What is expected:
From the items below, copy every line from the one containing "214, 415, 228]" through the one containing "592, 415, 606]", inclusive, reproducing each character unchanged.

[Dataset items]
──────────────────────────────

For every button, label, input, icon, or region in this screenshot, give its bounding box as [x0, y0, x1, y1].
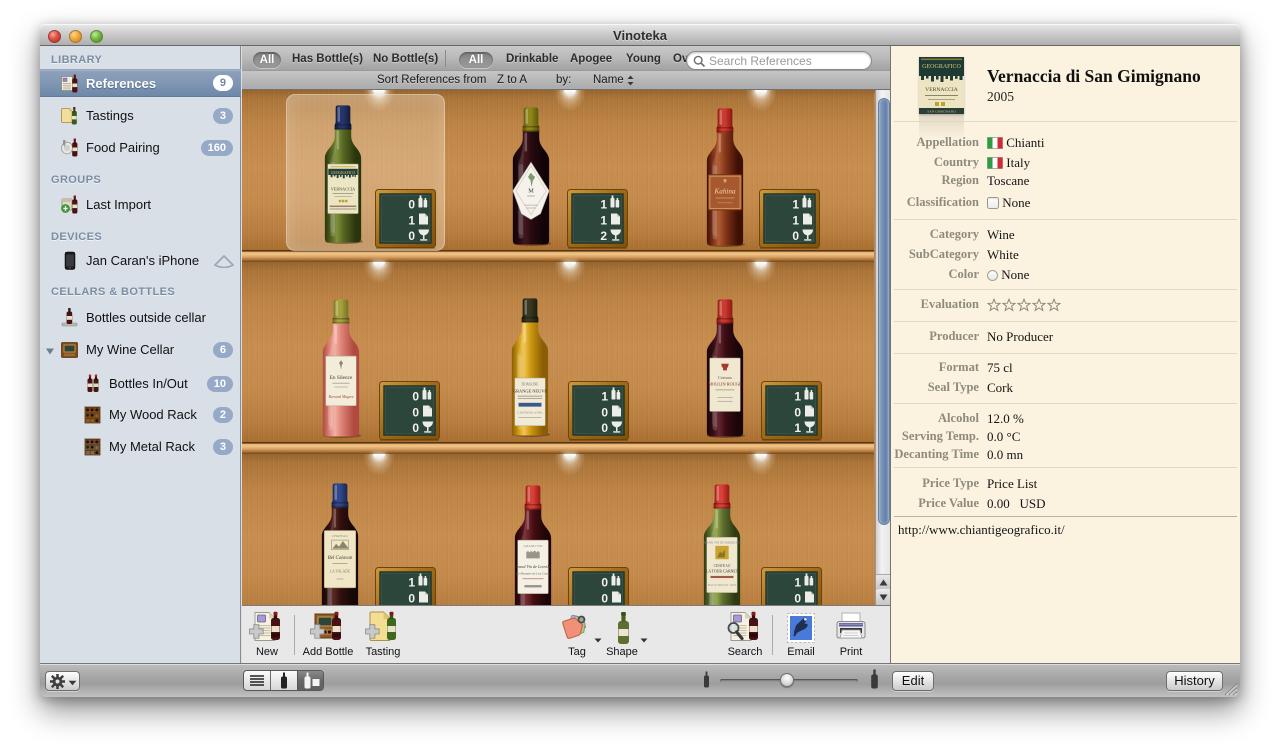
svg-text:1: 1	[408, 214, 415, 228]
svg-text:VERNACCIA: VERNACCIA	[925, 87, 958, 93]
svg-text:0: 0	[412, 406, 419, 420]
svg-text:CHATEAU: CHATEAU	[714, 564, 731, 568]
svg-text:0: 0	[794, 592, 801, 606]
svg-text:GEOGRAFICO: GEOGRAFICO	[922, 64, 961, 70]
svg-text:0: 0	[601, 576, 608, 590]
svg-text:du Marquis de Las Cases: du Marquis de Las Cases	[516, 572, 550, 576]
svg-text:1: 1	[601, 390, 608, 404]
svg-text:1: 1	[600, 214, 607, 228]
svg-text:2: 2	[600, 229, 607, 243]
svg-text:0: 0	[794, 406, 801, 420]
svg-text:1: 1	[794, 390, 801, 404]
svg-text:CASTANG et Fils: CASTANG et Fils	[517, 410, 543, 414]
svg-text:1: 1	[408, 576, 415, 590]
svg-text:En Silence: En Silence	[330, 375, 353, 381]
svg-text:0: 0	[601, 592, 608, 606]
svg-text:0: 0	[601, 406, 608, 420]
svg-text:Bernard Magrez: Bernard Magrez	[329, 395, 354, 399]
svg-text:MOULIN ROUGE: MOULIN ROUGE	[708, 382, 742, 387]
svg-text:Grand Vin de Leoville: Grand Vin de Leoville	[514, 564, 551, 569]
svg-text:0: 0	[412, 390, 419, 404]
svg-text:LA VALADE: LA VALADE	[330, 570, 351, 574]
svg-text:DOMAINE: DOMAINE	[521, 383, 539, 387]
svg-text:0: 0	[408, 592, 415, 606]
svg-text:GRANGE NEUVE: GRANGE NEUVE	[513, 388, 547, 393]
svg-text:2000: 2000	[337, 577, 344, 581]
svg-text:0: 0	[408, 198, 415, 212]
svg-text:1: 1	[794, 421, 801, 435]
svg-text:CHATEAU: CHATEAU	[332, 534, 348, 538]
svg-text:SAN GIMIGNANO: SAN GIMIGNANO	[927, 110, 956, 114]
svg-text:1: 1	[792, 214, 799, 228]
svg-text:GRAND VIN DE BORDEAUX: GRAND VIN DE BORDEAUX	[702, 540, 742, 544]
svg-text:M: M	[528, 188, 534, 195]
svg-text:GEOGRAFICO: GEOGRAFICO	[331, 171, 356, 175]
svg-text:0: 0	[792, 229, 799, 243]
svg-text:Kahina: Kahina	[713, 188, 735, 196]
svg-text:Bel Colavan: Bel Colavan	[328, 556, 353, 561]
svg-text:1: 1	[600, 198, 607, 212]
svg-text:0: 0	[408, 229, 415, 243]
svg-text:HAUT-MEDOC 2003: HAUT-MEDOC 2003	[708, 583, 737, 587]
svg-text:0: 0	[601, 421, 608, 435]
svg-text:VERNACCIA: VERNACCIA	[331, 187, 355, 192]
svg-text:LA TOUR CARNET: LA TOUR CARNET	[706, 570, 739, 574]
svg-text:1: 1	[792, 198, 799, 212]
svg-text:GRAND VIN: GRAND VIN	[523, 544, 543, 548]
svg-text:1: 1	[794, 576, 801, 590]
svg-text:0: 0	[412, 421, 419, 435]
svg-text:Coteaux: Coteaux	[718, 375, 733, 380]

──────────────────────────────

Full solution:
svg-text:1: 1	[408, 214, 415, 228]
svg-text:VERNACCIA: VERNACCIA	[925, 87, 958, 93]
svg-text:0: 0	[412, 406, 419, 420]
svg-text:CHATEAU: CHATEAU	[714, 564, 731, 568]
svg-text:0: 0	[794, 592, 801, 606]
svg-text:GEOGRAFICO: GEOGRAFICO	[922, 64, 961, 70]
svg-text:0: 0	[601, 576, 608, 590]
svg-text:du Marquis de Las Cases: du Marquis de Las Cases	[516, 572, 550, 576]
svg-text:1: 1	[601, 390, 608, 404]
svg-text:1: 1	[600, 214, 607, 228]
svg-text:2: 2	[600, 229, 607, 243]
svg-text:0: 0	[794, 406, 801, 420]
svg-text:1: 1	[794, 390, 801, 404]
svg-text:CASTANG et Fils: CASTANG et Fils	[517, 410, 543, 414]
svg-text:1: 1	[408, 576, 415, 590]
svg-text:En Silence: En Silence	[330, 375, 353, 381]
svg-text:0: 0	[601, 592, 608, 606]
svg-text:0: 0	[601, 406, 608, 420]
svg-text:Bernard Magrez: Bernard Magrez	[329, 395, 354, 399]
svg-text:MOULIN ROUGE: MOULIN ROUGE	[708, 382, 742, 387]
svg-text:Grand Vin de Leoville: Grand Vin de Leoville	[514, 564, 551, 569]
svg-text:0: 0	[412, 390, 419, 404]
svg-text:LA VALADE: LA VALADE	[330, 570, 351, 574]
svg-text:DOMAINE: DOMAINE	[521, 383, 539, 387]
svg-text:0: 0	[408, 592, 415, 606]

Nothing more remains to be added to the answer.